■ **Data supplied**:

—————

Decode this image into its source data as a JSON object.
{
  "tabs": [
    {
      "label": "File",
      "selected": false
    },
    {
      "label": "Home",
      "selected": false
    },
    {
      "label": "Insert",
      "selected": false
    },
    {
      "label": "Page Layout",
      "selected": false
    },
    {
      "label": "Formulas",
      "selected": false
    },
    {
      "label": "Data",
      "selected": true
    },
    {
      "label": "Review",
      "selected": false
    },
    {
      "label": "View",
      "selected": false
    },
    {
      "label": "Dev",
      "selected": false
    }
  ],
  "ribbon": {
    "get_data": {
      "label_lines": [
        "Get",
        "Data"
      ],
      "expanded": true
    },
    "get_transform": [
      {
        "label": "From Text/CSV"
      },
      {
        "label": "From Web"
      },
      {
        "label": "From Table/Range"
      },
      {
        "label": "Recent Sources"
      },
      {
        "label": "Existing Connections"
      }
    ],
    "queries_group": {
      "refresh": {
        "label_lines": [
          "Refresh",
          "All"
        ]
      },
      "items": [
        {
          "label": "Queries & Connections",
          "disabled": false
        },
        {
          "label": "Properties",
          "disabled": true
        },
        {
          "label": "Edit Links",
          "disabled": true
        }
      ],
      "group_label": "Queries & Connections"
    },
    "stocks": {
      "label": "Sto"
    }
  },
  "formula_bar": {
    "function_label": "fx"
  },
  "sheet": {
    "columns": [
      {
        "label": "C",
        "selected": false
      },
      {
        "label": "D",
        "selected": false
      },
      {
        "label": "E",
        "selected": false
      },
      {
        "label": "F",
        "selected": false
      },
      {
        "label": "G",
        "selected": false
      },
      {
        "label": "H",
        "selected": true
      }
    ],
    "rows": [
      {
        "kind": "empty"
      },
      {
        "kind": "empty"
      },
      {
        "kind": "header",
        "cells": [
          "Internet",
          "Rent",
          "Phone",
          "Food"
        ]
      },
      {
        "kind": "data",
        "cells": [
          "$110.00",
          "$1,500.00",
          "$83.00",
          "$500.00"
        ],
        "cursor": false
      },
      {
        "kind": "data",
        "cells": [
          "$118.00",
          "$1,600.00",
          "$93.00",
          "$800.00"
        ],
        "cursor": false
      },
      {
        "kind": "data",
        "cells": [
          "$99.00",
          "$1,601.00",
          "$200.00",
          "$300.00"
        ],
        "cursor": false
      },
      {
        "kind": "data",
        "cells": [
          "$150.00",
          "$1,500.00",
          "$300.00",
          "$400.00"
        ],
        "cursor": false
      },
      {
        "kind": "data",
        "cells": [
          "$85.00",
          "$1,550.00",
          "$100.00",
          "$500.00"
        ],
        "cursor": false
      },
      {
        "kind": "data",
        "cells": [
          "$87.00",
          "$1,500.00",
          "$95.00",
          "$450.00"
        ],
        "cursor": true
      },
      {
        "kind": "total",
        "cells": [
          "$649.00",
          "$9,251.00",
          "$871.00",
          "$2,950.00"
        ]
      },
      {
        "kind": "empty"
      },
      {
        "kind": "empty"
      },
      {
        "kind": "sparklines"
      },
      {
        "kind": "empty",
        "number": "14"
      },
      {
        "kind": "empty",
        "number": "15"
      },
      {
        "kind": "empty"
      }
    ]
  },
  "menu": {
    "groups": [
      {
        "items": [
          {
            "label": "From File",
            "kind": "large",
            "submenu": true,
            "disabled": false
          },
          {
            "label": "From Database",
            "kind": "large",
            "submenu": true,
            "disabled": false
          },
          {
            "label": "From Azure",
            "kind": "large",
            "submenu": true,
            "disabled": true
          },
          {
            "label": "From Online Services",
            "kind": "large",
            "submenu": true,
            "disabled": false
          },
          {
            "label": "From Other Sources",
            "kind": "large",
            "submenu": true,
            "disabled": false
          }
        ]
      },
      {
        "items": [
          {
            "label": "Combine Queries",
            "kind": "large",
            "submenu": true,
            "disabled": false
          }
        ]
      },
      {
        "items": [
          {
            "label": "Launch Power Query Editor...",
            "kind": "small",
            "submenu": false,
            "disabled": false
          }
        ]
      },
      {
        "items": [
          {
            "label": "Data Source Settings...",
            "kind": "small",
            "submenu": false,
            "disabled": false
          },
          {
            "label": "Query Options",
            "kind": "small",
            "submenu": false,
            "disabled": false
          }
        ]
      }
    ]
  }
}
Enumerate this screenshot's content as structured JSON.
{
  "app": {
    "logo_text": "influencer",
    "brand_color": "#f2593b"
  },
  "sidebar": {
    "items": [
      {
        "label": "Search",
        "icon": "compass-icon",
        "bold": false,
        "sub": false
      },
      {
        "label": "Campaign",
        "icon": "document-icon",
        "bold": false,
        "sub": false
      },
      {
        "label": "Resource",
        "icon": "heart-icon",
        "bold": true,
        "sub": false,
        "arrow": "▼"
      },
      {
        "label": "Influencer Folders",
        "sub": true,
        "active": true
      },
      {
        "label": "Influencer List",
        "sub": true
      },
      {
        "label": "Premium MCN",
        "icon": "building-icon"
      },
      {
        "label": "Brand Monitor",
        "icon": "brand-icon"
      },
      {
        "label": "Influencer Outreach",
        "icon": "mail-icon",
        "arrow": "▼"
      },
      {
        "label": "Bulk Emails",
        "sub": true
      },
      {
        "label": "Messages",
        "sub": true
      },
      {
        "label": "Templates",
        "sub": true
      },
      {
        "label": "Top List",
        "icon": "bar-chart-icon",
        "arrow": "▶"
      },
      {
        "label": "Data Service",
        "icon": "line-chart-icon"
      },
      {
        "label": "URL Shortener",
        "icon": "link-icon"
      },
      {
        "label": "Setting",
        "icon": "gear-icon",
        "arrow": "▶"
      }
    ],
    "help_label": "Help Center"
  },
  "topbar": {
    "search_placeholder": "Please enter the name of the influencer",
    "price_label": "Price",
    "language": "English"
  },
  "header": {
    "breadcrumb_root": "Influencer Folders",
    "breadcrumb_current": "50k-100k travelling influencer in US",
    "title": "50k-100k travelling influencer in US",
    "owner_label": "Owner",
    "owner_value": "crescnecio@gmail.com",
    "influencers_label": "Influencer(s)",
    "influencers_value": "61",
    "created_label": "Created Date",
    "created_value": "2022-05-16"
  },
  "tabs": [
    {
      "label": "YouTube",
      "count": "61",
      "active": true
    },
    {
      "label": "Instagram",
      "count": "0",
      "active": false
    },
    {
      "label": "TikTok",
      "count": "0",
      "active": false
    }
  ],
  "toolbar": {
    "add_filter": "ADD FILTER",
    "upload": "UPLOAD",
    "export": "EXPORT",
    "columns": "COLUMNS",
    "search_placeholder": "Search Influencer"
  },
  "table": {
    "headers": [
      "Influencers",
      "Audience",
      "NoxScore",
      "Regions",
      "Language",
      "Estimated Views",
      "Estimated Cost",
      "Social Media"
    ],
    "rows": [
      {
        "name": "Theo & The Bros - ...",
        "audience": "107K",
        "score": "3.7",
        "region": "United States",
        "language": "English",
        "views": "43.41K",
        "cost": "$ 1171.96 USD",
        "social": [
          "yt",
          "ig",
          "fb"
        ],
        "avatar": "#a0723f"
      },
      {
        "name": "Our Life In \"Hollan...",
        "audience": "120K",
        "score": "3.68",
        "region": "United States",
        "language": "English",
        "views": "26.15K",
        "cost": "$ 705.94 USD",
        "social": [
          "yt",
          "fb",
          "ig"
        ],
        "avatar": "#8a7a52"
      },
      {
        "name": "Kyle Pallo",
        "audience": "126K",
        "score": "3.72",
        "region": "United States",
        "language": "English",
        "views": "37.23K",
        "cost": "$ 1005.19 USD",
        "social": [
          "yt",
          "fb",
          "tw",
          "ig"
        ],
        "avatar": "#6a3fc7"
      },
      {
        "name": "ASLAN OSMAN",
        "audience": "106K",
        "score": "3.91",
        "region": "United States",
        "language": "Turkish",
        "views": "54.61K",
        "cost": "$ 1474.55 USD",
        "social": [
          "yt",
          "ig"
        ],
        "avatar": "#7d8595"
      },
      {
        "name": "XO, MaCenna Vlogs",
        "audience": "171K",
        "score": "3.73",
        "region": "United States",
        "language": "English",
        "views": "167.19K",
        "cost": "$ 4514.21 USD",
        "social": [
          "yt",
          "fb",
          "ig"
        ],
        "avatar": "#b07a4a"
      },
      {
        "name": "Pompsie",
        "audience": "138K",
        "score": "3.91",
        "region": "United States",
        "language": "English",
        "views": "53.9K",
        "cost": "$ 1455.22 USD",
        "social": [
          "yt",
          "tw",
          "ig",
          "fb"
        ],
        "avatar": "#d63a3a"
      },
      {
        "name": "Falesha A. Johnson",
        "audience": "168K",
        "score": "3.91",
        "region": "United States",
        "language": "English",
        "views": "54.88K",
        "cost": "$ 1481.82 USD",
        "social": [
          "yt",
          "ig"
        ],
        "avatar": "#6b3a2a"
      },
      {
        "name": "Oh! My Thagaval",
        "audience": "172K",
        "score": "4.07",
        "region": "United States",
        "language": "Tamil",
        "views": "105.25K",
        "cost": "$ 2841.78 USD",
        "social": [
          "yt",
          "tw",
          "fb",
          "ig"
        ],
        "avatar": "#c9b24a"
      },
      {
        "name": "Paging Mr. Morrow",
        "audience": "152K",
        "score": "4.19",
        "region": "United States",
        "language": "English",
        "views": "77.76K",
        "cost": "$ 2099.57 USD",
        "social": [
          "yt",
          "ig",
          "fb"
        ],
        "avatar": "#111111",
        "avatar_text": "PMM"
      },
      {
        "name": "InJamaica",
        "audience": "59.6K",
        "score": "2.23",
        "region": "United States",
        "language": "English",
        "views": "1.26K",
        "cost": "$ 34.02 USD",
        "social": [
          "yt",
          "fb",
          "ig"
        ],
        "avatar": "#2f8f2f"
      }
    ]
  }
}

—————

■ **Stated task**:
From the listing above, pick out every line containing "name".

■ **Finished answer**:
    "search_placeholder": "Please enter the name of the influencer",
        "name": "Theo & The Bros - ...",
        "name": "Our Life In \"Hollan...",
        "name": "Kyle Pallo",
        "name": "ASLAN OSMAN",
        "name": "XO, MaCenna Vlogs",
        "name": "Pompsie",
        "name": "Falesha A. Johnson",
        "name": "Oh! My Thagaval",
        "name": "Paging Mr. Morrow",
        "name": "InJamaica",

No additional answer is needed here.